Can you continue the passage on tariffs and retail trend analysis, picking up after its final sentence?

### EXTRACTED TEXT
——————
Retailers now also have stronger capabilities to identify which product categories are under greater price pressure.

 

Sean Henry, CEO of logistics company Stord, pointed out that this scenario is not entirely unfamiliar. Over the past five years, the retail industry has had to adjust its analytical methods multiple times to obtain accurate trend assessments.

 

"Over the past few years, multiple shocks to supply and demand—including the COVID-19 pandemic, international conflicts, and supply chain disruptions—have mostly been temporary," Henry said. "Therefore, it is crucial to exclude these short-term factors from analysis."

 

A Deloitte report also noted pandemic-related disruptions: "Comparing 2020 performance to 2019 is difficult due to the market collapse in early 2020, while comparing 2021 to the volatile 2020 creates a 'rebound effect' that exaggerates growth."

 

However, Henry warned that the impact of tariffs may be more enduring than these short-term shocks.
——————
### PROVIDED MATERIAL
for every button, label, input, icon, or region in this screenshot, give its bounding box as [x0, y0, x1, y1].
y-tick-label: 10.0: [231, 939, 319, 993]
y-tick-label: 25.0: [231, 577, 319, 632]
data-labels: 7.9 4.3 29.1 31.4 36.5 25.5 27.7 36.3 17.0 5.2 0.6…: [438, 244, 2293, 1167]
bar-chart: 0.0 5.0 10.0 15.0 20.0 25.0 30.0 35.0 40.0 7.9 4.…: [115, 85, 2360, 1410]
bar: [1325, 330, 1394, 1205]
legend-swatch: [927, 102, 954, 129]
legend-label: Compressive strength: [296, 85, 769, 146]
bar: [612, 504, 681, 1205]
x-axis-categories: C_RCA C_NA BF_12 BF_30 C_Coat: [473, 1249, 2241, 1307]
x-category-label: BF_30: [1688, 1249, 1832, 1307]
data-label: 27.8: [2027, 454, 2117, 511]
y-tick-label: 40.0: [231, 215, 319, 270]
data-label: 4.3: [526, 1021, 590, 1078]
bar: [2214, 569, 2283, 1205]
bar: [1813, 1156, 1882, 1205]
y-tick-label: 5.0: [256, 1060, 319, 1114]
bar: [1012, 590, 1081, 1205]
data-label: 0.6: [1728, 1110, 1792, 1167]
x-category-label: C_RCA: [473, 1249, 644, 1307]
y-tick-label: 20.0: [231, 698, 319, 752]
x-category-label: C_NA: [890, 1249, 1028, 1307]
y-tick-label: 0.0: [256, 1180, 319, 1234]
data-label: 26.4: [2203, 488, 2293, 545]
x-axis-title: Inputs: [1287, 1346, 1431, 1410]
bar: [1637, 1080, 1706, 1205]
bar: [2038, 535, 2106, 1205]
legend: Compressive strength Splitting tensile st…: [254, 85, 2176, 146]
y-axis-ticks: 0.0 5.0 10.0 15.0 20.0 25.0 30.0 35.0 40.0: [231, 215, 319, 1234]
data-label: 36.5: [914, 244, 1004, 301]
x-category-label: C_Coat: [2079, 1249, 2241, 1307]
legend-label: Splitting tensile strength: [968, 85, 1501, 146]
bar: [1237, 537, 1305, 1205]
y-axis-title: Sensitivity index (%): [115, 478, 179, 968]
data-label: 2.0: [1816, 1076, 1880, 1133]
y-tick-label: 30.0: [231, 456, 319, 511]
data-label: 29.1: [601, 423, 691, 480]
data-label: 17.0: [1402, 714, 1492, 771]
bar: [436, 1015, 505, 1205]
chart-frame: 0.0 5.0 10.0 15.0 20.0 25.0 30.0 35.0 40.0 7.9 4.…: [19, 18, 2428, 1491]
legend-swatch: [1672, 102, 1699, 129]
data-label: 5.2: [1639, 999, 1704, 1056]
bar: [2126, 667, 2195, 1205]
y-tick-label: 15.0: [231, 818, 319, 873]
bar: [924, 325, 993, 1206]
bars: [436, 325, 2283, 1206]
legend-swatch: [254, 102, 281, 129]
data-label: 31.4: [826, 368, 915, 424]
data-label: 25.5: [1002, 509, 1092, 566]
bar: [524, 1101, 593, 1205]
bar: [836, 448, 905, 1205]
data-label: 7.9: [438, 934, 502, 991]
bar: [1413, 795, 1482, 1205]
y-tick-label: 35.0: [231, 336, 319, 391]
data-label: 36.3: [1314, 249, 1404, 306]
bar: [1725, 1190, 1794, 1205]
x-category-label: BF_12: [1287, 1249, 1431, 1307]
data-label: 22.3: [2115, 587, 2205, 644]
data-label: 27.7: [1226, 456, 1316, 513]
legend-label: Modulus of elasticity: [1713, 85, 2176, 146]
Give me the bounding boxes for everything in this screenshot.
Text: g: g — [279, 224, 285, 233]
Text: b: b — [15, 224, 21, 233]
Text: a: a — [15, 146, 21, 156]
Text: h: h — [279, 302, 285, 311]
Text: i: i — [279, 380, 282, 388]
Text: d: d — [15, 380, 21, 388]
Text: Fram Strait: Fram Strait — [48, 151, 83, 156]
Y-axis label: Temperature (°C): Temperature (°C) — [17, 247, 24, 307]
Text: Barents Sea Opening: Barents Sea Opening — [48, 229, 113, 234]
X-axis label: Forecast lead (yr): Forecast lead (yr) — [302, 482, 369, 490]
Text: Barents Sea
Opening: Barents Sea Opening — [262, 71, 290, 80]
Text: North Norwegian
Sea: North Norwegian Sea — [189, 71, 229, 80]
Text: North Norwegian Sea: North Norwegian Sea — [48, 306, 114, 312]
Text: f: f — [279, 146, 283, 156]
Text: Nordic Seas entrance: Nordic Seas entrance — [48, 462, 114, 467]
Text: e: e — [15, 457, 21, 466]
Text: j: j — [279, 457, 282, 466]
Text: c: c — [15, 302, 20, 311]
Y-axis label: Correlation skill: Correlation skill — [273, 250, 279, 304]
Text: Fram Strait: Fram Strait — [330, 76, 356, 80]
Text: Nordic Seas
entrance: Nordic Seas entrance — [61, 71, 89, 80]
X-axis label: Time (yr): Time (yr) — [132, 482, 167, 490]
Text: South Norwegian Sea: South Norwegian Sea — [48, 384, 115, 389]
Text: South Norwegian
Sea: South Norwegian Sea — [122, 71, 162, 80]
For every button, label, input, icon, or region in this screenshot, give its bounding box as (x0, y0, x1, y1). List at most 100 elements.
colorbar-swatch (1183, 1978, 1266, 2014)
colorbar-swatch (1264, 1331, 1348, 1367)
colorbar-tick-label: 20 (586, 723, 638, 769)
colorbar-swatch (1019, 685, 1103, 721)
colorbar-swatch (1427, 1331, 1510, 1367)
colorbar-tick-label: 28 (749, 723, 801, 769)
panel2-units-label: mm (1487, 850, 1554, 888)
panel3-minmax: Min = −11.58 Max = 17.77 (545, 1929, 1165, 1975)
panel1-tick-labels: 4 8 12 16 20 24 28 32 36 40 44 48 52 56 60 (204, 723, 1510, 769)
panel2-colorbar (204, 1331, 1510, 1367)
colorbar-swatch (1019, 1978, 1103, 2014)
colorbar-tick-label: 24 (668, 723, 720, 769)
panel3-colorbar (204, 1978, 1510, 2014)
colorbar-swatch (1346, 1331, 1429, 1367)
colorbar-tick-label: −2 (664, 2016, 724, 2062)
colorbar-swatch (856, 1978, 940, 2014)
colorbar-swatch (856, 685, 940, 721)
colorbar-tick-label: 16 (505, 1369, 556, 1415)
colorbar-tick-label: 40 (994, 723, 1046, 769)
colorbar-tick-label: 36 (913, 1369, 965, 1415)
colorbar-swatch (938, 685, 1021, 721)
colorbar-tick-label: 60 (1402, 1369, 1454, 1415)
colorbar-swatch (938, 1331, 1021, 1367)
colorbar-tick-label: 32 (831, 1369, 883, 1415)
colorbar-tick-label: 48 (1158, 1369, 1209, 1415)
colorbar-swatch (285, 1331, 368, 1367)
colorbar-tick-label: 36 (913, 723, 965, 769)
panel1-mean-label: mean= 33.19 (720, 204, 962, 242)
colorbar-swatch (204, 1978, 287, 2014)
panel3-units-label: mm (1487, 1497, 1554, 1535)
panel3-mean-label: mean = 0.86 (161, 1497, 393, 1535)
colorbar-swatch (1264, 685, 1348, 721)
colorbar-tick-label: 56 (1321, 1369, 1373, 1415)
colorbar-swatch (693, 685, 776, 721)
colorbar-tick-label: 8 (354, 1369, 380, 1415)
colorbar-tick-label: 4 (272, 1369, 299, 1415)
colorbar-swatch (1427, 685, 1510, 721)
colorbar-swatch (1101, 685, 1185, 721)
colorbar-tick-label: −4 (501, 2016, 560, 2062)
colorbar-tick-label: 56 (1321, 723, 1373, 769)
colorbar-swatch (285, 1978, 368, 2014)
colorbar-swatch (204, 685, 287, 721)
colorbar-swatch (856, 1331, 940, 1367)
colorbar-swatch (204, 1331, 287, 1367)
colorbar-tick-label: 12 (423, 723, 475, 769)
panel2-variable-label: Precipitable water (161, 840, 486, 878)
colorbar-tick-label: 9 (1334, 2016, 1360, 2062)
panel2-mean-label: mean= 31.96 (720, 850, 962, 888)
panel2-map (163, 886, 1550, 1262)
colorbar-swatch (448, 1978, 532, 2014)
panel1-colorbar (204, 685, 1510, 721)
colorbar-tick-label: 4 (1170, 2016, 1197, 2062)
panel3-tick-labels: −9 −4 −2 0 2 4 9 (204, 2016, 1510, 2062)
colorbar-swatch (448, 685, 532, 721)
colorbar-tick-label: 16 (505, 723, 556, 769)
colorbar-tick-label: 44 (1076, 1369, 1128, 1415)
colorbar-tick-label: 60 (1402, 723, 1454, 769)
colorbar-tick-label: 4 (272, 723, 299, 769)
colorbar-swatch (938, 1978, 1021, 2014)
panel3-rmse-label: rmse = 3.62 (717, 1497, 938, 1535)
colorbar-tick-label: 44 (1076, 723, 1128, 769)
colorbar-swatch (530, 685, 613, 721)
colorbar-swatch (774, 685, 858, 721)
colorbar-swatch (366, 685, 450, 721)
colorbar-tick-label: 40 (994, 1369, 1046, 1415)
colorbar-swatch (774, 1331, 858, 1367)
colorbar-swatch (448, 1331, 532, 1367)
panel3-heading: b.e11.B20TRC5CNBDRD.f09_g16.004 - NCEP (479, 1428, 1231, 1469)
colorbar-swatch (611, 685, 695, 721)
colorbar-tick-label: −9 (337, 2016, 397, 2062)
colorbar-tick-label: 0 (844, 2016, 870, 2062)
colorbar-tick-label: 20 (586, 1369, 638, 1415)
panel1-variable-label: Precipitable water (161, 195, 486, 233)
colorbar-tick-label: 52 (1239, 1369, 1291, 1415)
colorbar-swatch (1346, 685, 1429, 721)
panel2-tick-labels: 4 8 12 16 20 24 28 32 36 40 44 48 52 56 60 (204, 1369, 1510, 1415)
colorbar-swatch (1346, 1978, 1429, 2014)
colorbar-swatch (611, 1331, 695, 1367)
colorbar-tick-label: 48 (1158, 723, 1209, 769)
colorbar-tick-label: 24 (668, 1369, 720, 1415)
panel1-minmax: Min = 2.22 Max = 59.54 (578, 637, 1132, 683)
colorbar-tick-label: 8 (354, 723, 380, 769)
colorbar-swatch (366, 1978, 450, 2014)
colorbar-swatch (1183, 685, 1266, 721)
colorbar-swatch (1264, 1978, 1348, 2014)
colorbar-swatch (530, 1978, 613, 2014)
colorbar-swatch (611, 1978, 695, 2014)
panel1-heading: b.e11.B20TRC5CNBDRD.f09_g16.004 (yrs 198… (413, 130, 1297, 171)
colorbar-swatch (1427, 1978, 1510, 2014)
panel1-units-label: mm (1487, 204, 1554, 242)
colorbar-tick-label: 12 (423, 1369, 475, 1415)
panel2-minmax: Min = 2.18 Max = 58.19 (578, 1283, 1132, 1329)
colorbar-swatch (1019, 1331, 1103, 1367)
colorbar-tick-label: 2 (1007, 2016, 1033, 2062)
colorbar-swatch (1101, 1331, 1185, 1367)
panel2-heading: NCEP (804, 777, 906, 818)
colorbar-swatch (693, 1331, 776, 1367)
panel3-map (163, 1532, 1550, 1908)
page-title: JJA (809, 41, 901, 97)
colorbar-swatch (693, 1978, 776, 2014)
——————
### THE ANSWER
"We saw this when the Trump administration imposed tariffs on China under Section 301 during its first term—and these tariffs have been retained under the Biden administration," he said. "As a result, future annual spending comparisons will more accurately reflect consumers' actual disposable income levels and the new price realities."

 

To gain more granular insights, he added, one can compare the gap between retail spending growth and retail transaction volume growth to identify short-term tariff-related impacts.

 

"If the two continue to diverge, it indicates that total consumer spending has increased, but purchasing behavior has become more selective."